**MATERIAL SHOWN**.
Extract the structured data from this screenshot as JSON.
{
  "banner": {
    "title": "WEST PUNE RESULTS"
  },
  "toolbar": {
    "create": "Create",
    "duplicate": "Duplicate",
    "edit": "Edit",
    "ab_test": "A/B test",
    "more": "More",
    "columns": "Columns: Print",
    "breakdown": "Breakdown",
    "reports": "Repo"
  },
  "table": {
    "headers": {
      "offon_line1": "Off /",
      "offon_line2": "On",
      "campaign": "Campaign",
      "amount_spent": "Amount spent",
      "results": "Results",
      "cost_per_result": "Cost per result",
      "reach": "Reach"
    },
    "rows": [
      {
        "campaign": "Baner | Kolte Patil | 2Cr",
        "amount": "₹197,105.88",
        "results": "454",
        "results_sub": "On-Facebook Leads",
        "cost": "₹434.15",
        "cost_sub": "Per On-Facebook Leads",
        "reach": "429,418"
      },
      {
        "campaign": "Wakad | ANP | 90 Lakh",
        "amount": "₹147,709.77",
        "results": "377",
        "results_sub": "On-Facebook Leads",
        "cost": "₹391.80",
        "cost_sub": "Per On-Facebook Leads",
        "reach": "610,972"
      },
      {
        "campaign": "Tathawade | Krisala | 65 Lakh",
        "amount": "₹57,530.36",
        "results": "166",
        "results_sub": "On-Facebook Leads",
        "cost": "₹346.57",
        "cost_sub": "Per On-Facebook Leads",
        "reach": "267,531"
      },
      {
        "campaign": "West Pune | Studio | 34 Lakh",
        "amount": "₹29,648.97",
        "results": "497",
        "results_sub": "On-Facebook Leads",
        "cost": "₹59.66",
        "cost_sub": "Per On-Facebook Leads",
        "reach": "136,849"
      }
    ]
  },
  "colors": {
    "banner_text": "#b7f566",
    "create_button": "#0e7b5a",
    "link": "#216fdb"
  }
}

**GIVEN PROBLEM**.
Go through the records and show every line with the string "campaign" in it.

**SOLUTION**.
      "campaign": "Campaign",
        "campaign": "Baner | Kolte Patil | 2Cr",
        "campaign": "Wakad | ANP | 90 Lakh",
        "campaign": "Tathawade | Krisala | 65 Lakh",
        "campaign": "West Pune | Studio | 34 Lakh",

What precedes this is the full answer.